[Records]
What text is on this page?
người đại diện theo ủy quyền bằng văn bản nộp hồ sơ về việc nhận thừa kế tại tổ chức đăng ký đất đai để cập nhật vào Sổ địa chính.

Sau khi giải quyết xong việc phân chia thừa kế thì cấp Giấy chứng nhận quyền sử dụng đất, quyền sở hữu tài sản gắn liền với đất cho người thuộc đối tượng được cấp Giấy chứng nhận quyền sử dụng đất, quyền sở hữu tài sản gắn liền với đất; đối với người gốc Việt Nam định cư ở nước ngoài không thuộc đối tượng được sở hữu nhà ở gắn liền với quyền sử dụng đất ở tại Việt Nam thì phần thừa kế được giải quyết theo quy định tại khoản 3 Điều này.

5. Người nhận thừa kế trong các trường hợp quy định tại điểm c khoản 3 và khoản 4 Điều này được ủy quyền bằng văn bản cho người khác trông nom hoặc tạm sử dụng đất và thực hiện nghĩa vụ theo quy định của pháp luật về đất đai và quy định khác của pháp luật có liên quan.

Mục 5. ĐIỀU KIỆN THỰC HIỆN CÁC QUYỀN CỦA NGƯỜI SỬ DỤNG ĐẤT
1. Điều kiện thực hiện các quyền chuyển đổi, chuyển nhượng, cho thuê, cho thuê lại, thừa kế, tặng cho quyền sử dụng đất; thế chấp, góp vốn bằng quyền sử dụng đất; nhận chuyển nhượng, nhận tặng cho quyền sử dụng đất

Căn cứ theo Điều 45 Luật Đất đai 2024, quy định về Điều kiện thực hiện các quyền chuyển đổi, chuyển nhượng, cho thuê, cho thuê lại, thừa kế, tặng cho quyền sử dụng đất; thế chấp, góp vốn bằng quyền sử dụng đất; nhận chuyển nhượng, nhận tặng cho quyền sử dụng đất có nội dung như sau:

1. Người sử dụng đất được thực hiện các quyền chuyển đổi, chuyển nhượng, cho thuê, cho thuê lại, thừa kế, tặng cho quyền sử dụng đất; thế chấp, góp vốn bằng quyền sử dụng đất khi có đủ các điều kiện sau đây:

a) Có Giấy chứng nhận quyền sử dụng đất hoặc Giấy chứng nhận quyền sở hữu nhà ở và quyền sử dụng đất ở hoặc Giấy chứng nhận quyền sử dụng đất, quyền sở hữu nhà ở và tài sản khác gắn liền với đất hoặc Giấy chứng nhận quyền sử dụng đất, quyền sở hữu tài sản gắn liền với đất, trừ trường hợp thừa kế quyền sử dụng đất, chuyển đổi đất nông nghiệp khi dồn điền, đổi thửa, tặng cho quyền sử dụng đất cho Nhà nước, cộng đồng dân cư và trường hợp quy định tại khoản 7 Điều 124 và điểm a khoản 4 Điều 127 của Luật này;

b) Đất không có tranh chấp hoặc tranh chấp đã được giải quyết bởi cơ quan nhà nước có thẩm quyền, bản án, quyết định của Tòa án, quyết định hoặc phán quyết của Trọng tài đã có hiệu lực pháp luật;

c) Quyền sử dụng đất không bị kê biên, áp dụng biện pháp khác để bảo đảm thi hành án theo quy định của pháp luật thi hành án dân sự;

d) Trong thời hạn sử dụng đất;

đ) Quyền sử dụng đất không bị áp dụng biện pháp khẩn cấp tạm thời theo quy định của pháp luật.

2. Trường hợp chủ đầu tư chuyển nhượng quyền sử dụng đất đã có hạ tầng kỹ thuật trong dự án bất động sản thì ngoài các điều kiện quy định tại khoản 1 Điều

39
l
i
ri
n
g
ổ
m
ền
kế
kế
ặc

PROBLEM STATEMENT ::
Select from the material above each line in which the string "theo" appears, and list those lines.

RESPONSE TO THIS EXERCISE ::
người đại diện theo ủy quyền bằng văn bản nộp hồ sơ về việc nhận thừa kế tại tổ chức đăng ký đất đai để cập nhật vào Sổ địa chính.
Sau khi giải quyết xong việc phân chia thừa kế thì cấp Giấy chứng nhận quyền sử dụng đất, quyền sở hữu tài sản gắn liền với đất cho người thuộc đối tượng được cấp Giấy chứng nhận quyền sử dụng đất, quyền sở hữu tài sản gắn liền với đất; đối với người gốc Việt Nam định cư ở nước ngoài không thuộc đối tượng được sở hữu nhà ở gắn liền với quyền sử dụng đất ở tại Việt Nam thì phần thừa kế được giải quyết theo quy định tại khoản 3 Điều này.
5. Người nhận thừa kế trong các trường hợp quy định tại điểm c khoản 3 và khoản 4 Điều này được ủy quyền bằng văn bản cho người khác trông nom hoặc tạm sử dụng đất và thực hiện nghĩa vụ theo quy định của pháp luật về đất đai và quy định khác của pháp luật có liên quan.
Căn cứ theo Điều 45 Luật Đất đai 2024, quy định về Điều kiện thực hiện các quyền chuyển đổi, chuyển nhượng, cho thuê, cho thuê lại, thừa kế, tặng cho quyền sử dụng đất; thế chấp, góp vốn bằng quyền sử dụng đất; nhận chuyển nhượng, nhận tặng cho quyền sử dụng đất có nội dung như sau:
c) Quyền sử dụng đất không bị kê biên, áp dụng biện pháp khác để bảo đảm thi hành án theo quy định của pháp luật thi hành án dân sự;
đ) Quyền sử dụng đất không bị áp dụng biện pháp khẩn cấp tạm thời theo quy định của pháp luật.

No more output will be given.